▶ TASK DIRECTIONS
Reproduce all lines of the listing below in which the word "фашистских" occurs.

##############################

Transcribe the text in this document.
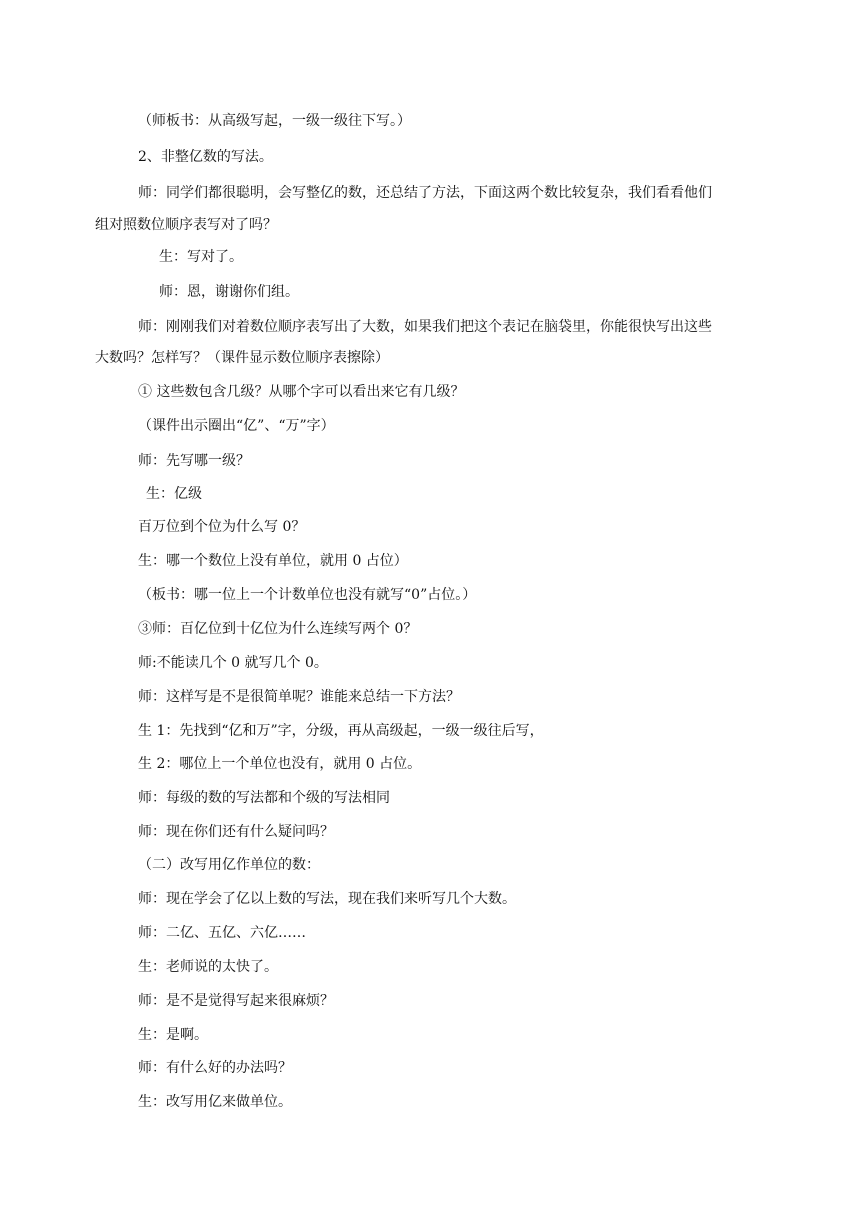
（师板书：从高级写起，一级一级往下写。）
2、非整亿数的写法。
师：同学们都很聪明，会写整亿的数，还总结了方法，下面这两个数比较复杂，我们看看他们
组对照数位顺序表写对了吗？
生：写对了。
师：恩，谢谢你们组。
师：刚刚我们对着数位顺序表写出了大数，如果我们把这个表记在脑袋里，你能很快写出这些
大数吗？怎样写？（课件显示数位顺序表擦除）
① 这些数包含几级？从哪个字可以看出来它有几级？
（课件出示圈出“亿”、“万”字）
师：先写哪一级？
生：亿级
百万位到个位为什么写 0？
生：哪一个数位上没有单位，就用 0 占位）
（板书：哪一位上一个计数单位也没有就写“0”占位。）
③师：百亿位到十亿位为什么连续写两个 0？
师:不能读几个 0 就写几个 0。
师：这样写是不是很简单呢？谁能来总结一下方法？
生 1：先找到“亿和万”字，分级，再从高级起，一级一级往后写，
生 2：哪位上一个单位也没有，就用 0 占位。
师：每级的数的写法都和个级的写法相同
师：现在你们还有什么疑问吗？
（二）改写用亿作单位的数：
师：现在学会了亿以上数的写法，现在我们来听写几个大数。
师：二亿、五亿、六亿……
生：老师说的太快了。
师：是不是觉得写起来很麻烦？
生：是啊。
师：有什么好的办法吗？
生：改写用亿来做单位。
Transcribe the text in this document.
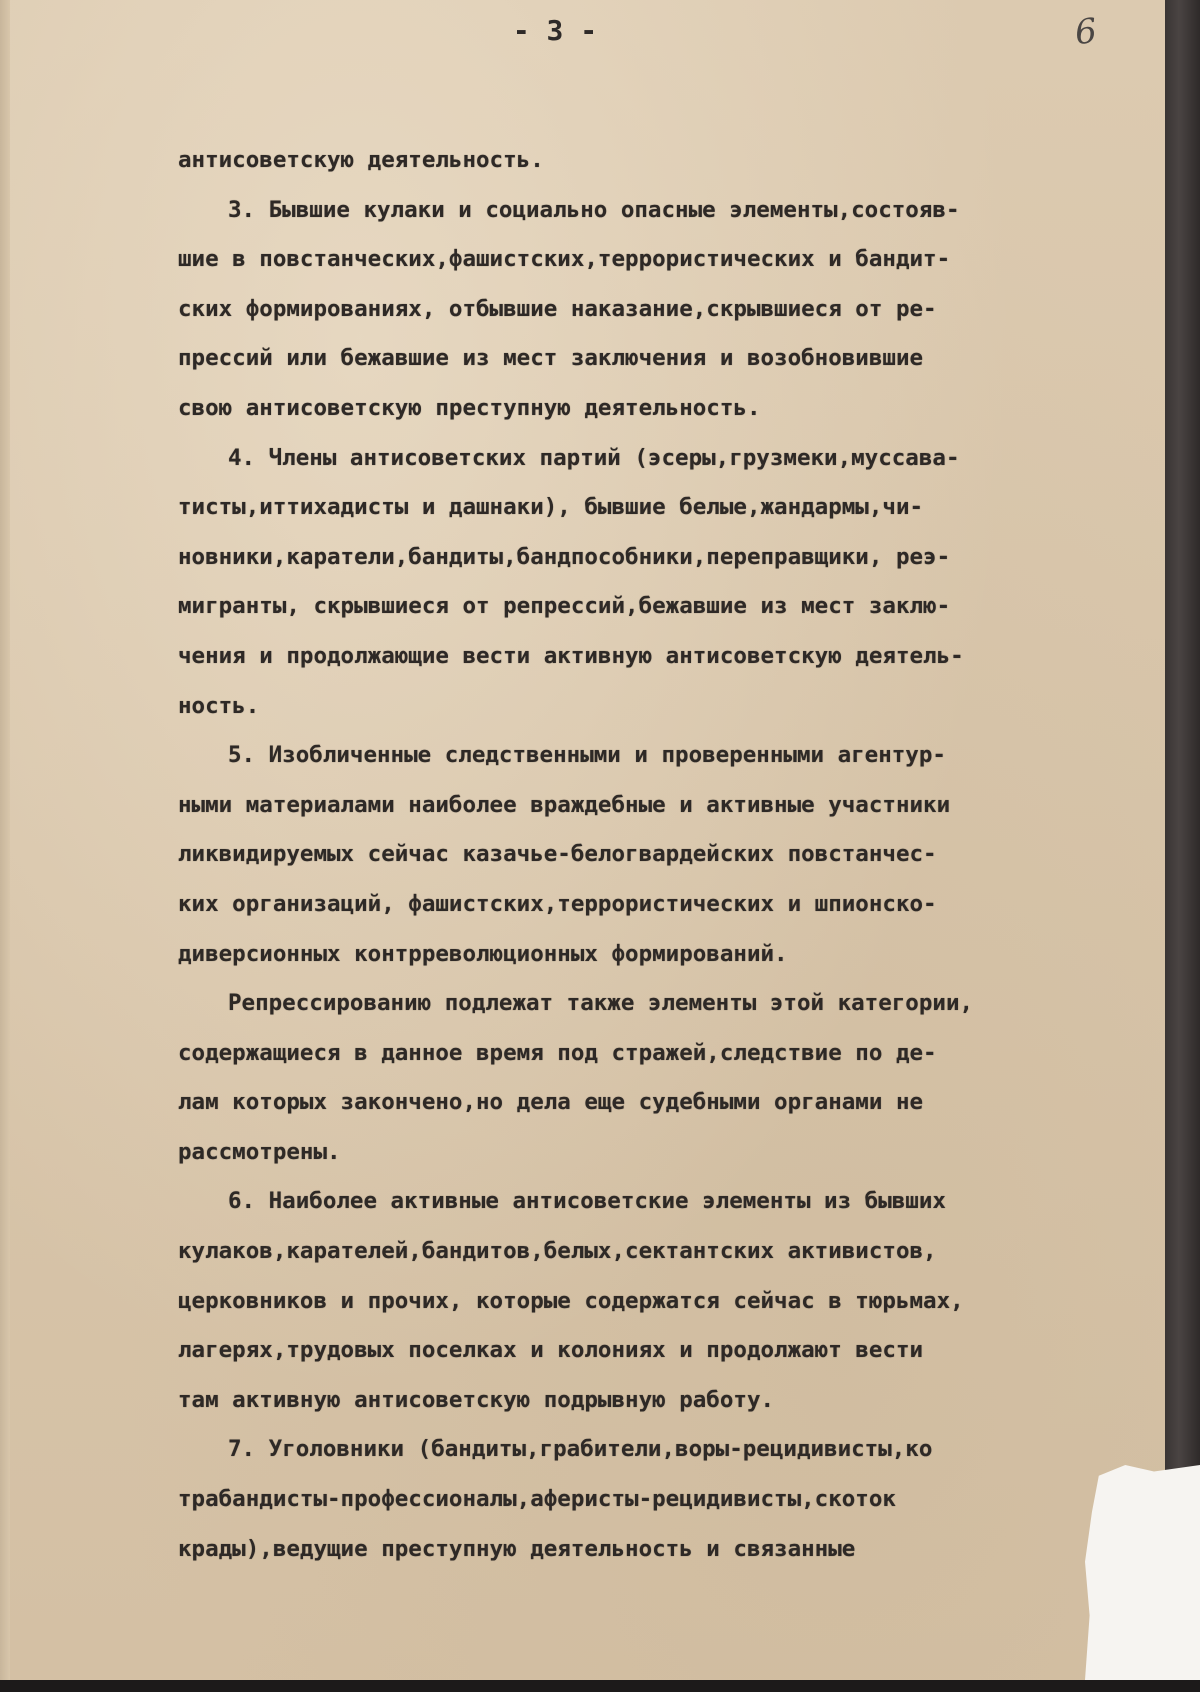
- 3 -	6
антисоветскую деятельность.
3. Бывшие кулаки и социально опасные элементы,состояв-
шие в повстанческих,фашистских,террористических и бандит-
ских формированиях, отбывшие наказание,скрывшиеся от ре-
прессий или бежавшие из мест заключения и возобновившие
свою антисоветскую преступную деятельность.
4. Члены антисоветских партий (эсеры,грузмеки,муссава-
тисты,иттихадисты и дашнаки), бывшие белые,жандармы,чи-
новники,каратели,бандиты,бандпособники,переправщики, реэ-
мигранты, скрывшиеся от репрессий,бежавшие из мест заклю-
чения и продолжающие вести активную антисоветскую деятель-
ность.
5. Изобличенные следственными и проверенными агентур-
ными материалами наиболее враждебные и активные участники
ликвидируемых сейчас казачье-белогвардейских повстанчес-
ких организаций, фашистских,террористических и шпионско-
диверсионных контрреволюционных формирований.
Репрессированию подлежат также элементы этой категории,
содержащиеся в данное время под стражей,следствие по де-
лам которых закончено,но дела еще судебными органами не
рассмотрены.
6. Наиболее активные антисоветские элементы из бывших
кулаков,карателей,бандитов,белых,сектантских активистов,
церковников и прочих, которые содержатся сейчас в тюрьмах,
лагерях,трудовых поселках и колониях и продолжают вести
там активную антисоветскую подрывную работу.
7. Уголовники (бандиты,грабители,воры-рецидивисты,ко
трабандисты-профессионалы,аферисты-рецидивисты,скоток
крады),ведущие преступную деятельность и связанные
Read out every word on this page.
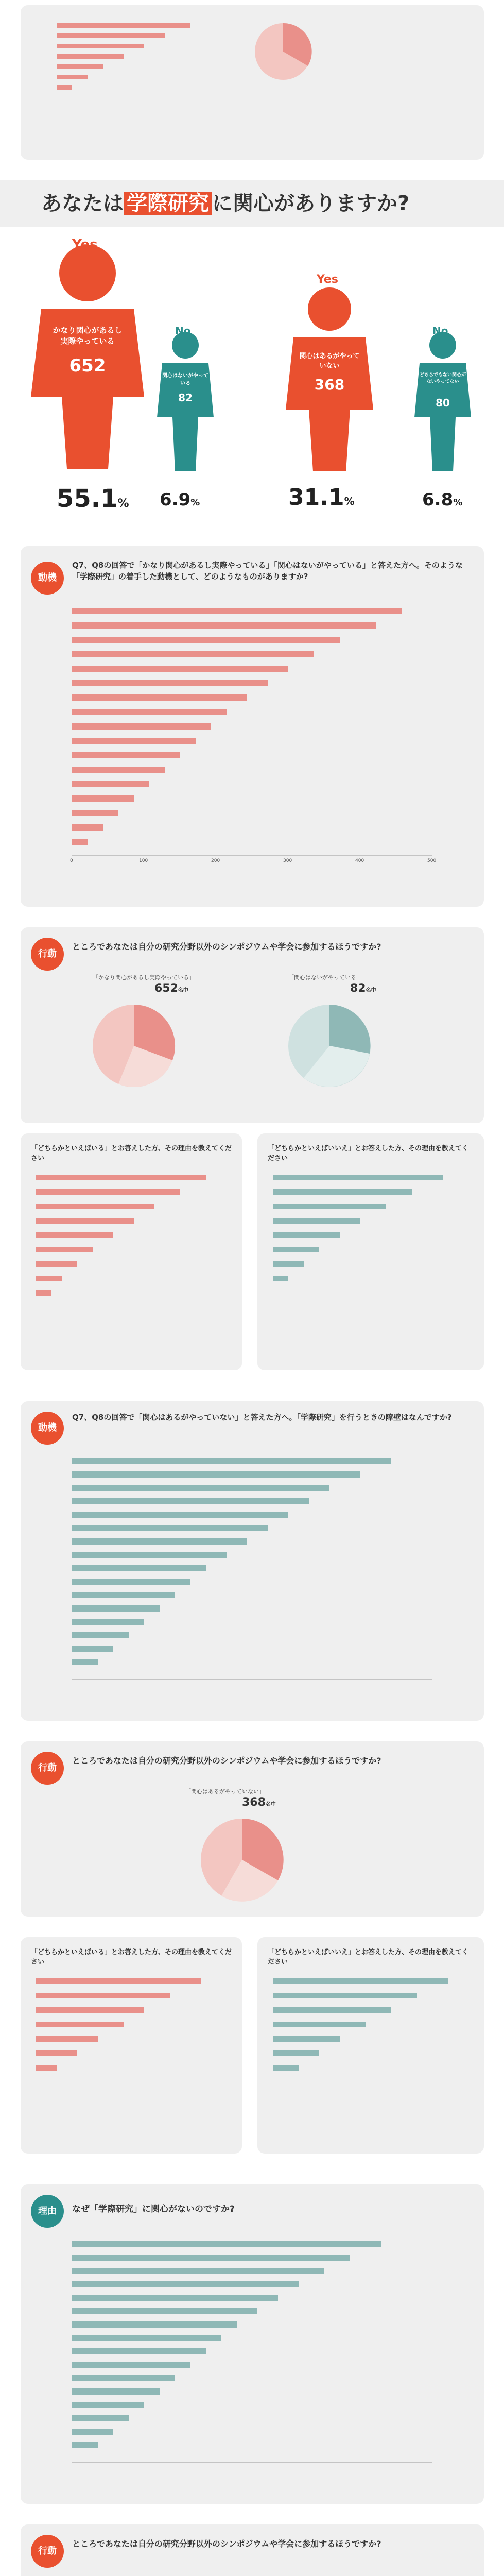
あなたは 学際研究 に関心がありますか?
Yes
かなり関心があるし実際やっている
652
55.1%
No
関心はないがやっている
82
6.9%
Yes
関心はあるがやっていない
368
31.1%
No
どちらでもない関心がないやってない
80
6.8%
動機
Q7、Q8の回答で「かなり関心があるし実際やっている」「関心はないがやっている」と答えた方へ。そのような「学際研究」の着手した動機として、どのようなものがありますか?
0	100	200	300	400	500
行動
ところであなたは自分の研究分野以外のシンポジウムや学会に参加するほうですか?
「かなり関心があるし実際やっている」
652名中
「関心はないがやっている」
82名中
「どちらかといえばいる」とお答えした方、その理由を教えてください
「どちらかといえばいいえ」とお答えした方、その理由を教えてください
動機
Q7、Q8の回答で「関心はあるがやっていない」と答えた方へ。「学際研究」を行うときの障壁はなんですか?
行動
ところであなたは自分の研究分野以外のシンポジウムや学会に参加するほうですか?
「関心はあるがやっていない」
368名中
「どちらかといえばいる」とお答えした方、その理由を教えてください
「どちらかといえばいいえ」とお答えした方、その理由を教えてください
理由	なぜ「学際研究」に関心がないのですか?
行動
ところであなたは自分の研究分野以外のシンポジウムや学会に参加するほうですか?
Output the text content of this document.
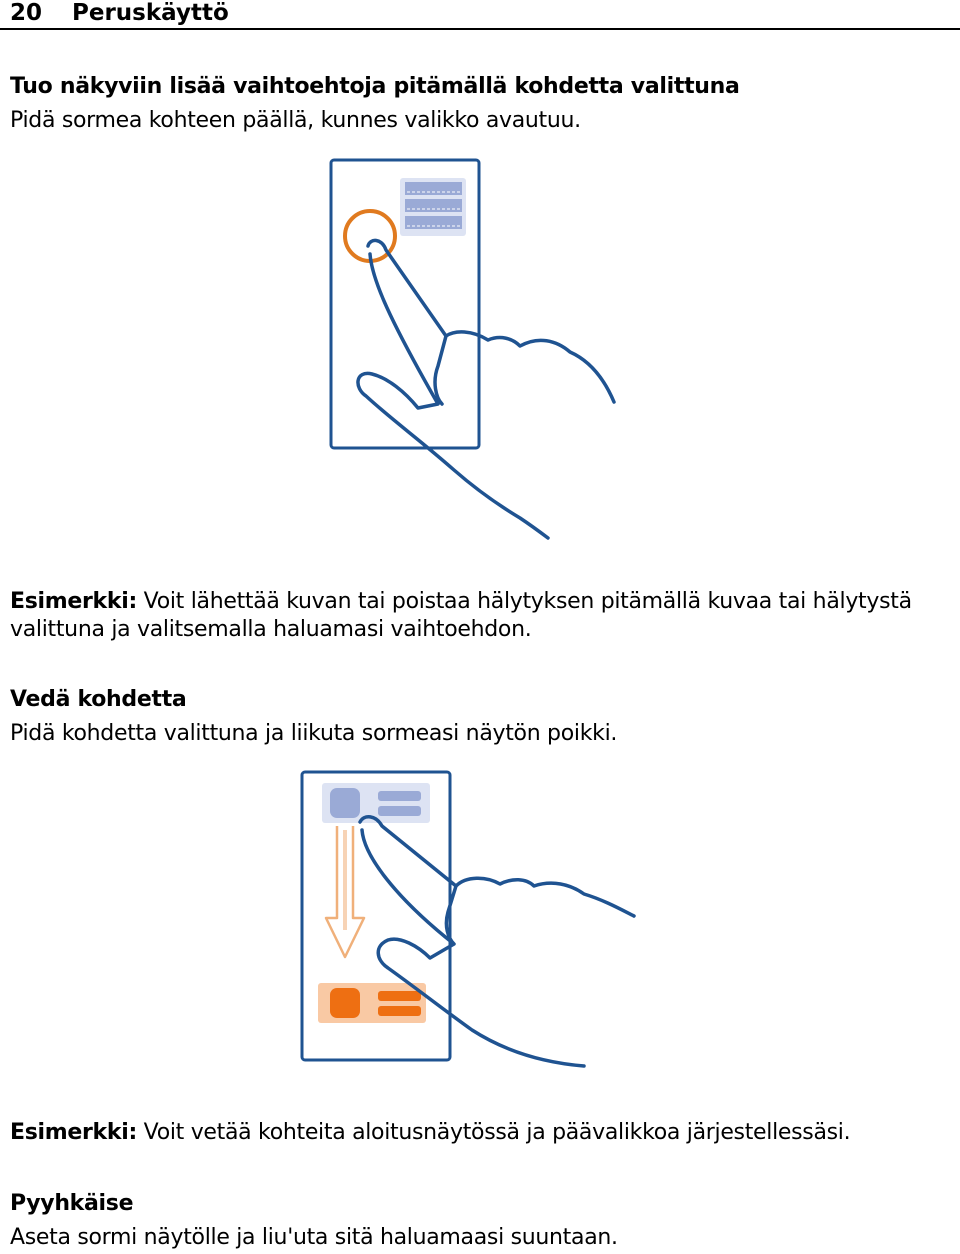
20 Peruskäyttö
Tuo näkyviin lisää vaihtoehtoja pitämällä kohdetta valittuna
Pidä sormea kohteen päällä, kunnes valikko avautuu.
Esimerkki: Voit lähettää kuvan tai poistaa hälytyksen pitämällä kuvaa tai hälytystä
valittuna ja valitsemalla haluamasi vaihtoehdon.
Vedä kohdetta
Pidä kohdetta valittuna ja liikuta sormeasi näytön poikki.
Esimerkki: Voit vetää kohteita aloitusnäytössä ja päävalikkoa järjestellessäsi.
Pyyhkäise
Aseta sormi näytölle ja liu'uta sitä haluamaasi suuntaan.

##############################

▶ SOLVED EXERCISE
шие в повстанческих,фашистских,террористических и бандит-
ких организаций, фашистских,террористических и шпионско-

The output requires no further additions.